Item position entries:
====
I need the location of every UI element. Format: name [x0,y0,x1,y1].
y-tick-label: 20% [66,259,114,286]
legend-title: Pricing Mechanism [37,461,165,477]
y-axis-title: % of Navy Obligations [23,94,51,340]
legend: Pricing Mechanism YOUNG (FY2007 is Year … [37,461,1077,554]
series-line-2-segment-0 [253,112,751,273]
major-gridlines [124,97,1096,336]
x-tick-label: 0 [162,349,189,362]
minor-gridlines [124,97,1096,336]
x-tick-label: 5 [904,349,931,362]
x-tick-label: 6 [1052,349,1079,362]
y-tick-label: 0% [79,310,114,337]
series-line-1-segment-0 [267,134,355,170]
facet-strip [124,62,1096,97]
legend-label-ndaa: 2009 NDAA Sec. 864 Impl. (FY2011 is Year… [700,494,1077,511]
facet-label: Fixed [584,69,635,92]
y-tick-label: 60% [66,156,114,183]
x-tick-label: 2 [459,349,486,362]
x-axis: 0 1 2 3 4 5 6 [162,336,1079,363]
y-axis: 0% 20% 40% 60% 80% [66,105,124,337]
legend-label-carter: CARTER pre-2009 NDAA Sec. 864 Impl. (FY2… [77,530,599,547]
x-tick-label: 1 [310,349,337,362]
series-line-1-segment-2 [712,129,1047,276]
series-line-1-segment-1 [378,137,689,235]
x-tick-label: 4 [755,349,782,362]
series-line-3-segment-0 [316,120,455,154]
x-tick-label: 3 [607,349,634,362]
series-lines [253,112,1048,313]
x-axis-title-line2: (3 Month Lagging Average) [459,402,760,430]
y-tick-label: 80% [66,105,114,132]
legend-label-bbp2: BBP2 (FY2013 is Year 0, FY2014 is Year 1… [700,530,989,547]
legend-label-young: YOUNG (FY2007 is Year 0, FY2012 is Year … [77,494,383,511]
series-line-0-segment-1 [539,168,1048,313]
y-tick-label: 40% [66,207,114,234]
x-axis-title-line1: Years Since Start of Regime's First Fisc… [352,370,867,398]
====
## PROBLEM DESCRIPTION
Starting at the beginning of the material and stopping after the line containing "x-tick-label: 2 [459,349,486,362]", switch "Pricing Mechanism" to "Contract Type" and give those lines again with nothing else changed.

## THE RESPONSE
I need the location of every UI element. Format: name [x0,y0,x1,y1].
y-tick-label: 20% [66,259,114,286]
legend-title: Contract Type [37,461,165,477]
y-axis-title: % of Navy Obligations [23,94,51,340]
legend: Contract Type YOUNG (FY2007 is Year … [37,461,1077,554]
series-line-2-segment-0 [253,112,751,273]
major-gridlines [124,97,1096,336]
x-tick-label: 0 [162,349,189,362]
minor-gridlines [124,97,1096,336]
x-tick-label: 5 [904,349,931,362]
x-tick-label: 6 [1052,349,1079,362]
y-tick-label: 0% [79,310,114,337]
series-line-1-segment-0 [267,134,355,170]
facet-strip [124,62,1096,97]
legend-label-ndaa: 2009 NDAA Sec. 864 Impl. (FY2011 is Year… [700,494,1077,511]
facet-label: Fixed [584,69,635,92]
y-tick-label: 60% [66,156,114,183]
x-tick-label: 2 [459,349,486,362]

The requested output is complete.